## BEGIN

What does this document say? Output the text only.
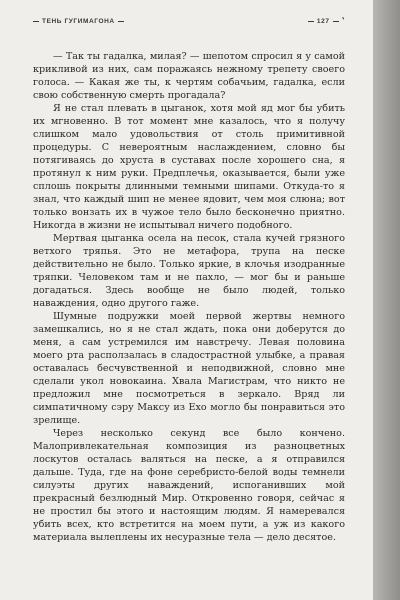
ТЕНЬ ГУГИМАГОНА	127 ⌝

— Так ты гадалка, милая? — шепотом спросил я у самой крикливой из них, сам поражаясь нежному трепету своего голоса. — Какая же ты, к чертям собачьим, гадалка, если свою собственную смерть прогадала?

Я не стал плевать в цыганок, хотя мой яд мог бы убить их мгновенно. В тот момент мне казалось, что я получу слишком мало удовольствия от столь примитивной процедуры. С невероятным наслаждением, словно бы потягиваясь до хруста в суставах после хорошего сна, я протянул к ним руки. Предплечья, оказывается, были уже сплошь покрыты длинными темными шипами. Откуда-то я знал, что каждый шип не менее ядовит, чем моя слюна; вот только вонзать их в чужое тело было бесконечно приятно. Никогда в жизни не испытывал ничего подобного.

Мертвая цыганка осела на песок, стала кучей грязного ветхого тряпья. Это не метафора, трупа на песке действительно не было. Только яркие, в клочья изодранные тряпки. Человеком там и не пахло, — мог бы и раньше догадаться. Здесь вообще не было людей, только наваждения, одно другого гаже.

Шумные подружки моей первой жертвы немного замешкались, но я не стал ждать, пока они доберутся до меня, а сам устремился им навстречу. Левая половина моего рта расползалась в сладострастной улыбке, а правая оставалась бесчувственной и неподвижной, словно мне сделали укол новокаина. Хвала Магистрам, что никто не предложил мне посмотреться в зеркало. Вряд ли симпатичному сэру Максу из Ехо могло бы понравиться это зрелище.

Через несколько секунд все было кончено. Малопривлекательная композиция из разноцветных лоскутов осталась валяться на песке, а я отправился дальше. Туда, где на фоне серебристо-белой воды темнели силуэты других наваждений, испоганивших мой прекрасный безлюдный Мир. Откровенно говоря, сейчас я не простил бы этого и настоящим людям. Я намеревался убить всех, кто встретится на моем пути, а уж из какого материала вылеплены их несуразные тела — дело десятое.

## END

• EXERCISE DIRECTIONS
Retype each line of the listing above word for word. Exclude the pictures.

• OUTPUT OF THE EXERCISE
What does this document say? Output the text only.
ТЕНЬ ГУГИМАГОНА	127 ⌝

— Так ты гадалка, милая? — шепотом спросил я у самой крикливой из них, сам поражаясь нежному трепету своего голоса. — Какая же ты, к чертям собачьим, гадалка, если свою собственную смерть прогадала?

Я не стал плевать в цыганок, хотя мой яд мог бы убить их мгновенно. В тот момент мне казалось, что я получу слишком мало удовольствия от столь примитивной процедуры. С невероятным наслаждением, словно бы потягиваясь до хруста в суставах после хорошего сна, я протянул к ним руки. Предплечья, оказывается, были уже сплошь покрыты длинными темными шипами. Откуда-то я знал, что каждый шип не менее ядовит, чем моя слюна; вот только вонзать их в чужое тело было бесконечно приятно. Никогда в жизни не испытывал ничего подобного.

Мертвая цыганка осела на песок, стала кучей грязного ветхого тряпья. Это не метафора, трупа на песке действительно не было. Только яркие, в клочья изодранные тряпки. Человеком там и не пахло, — мог бы и раньше догадаться. Здесь вообще не было людей, только наваждения, одно другого гаже.

Шумные подружки моей первой жертвы немного замешкались, но я не стал ждать, пока они доберутся до меня, а сам устремился им навстречу. Левая половина моего рта расползалась в сладострастной улыбке, а правая оставалась бесчувственной и неподвижной, словно мне сделали укол новокаина. Хвала Магистрам, что никто не предложил мне посмотреться в зеркало. Вряд ли симпатичному сэру Максу из Ехо могло бы понравиться это зрелище.

Через несколько секунд все было кончено. Малопривлекательная композиция из разноцветных лоскутов осталась валяться на песке, а я отправился дальше. Туда, где на фоне серебристо-белой воды темнели силуэты других наваждений, испоганивших мой прекрасный безлюдный Мир. Откровенно говоря, сейчас я не простил бы этого и настоящим людям. Я намеревался убить всех, кто встретится на моем пути, а уж из какого материала вылеплены их несуразные тела — дело десятое.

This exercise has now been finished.